### Extracted data entries
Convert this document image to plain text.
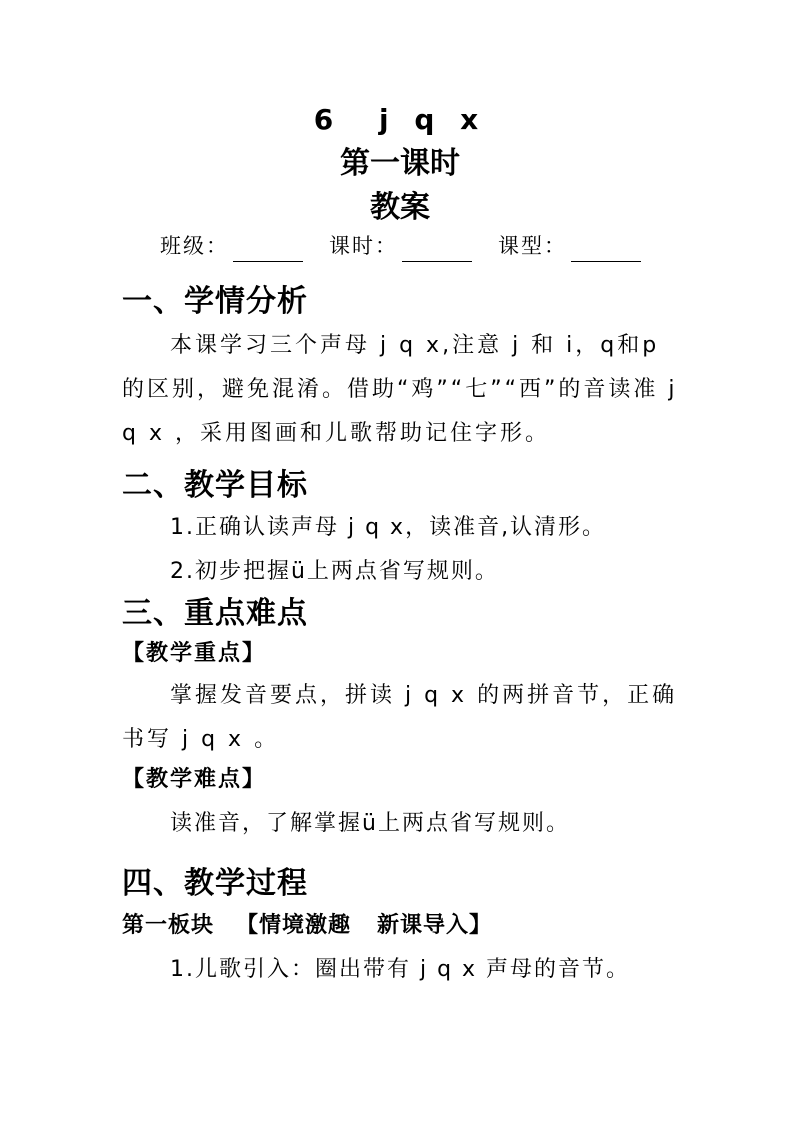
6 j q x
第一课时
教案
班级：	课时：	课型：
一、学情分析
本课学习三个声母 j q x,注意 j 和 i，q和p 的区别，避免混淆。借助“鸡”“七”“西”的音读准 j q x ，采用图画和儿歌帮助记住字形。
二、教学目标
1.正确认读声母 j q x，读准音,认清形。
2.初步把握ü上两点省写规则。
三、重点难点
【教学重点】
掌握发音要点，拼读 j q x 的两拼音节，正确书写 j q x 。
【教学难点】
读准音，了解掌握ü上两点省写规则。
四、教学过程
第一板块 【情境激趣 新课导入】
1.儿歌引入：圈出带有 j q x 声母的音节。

### PROMPT
Images in the records should not be copied. Repeat all the rest exactly.

### ANSWER
Convert this document image to plain text.
6 j q x
第一课时
教案
班级：	课时：	课型：
一、学情分析
本课学习三个声母 j q x,注意 j 和 i，q和p 的区别，避免混淆。借助“鸡”“七”“西”的音读准 j q x ，采用图画和儿歌帮助记住字形。
二、教学目标
1.正确认读声母 j q x，读准音,认清形。
2.初步把握ü上两点省写规则。
三、重点难点
【教学重点】
掌握发音要点，拼读 j q x 的两拼音节，正确书写 j q x 。
【教学难点】
读准音，了解掌握ü上两点省写规则。
四、教学过程
第一板块 【情境激趣 新课导入】
1.儿歌引入：圈出带有 j q x 声母的音节。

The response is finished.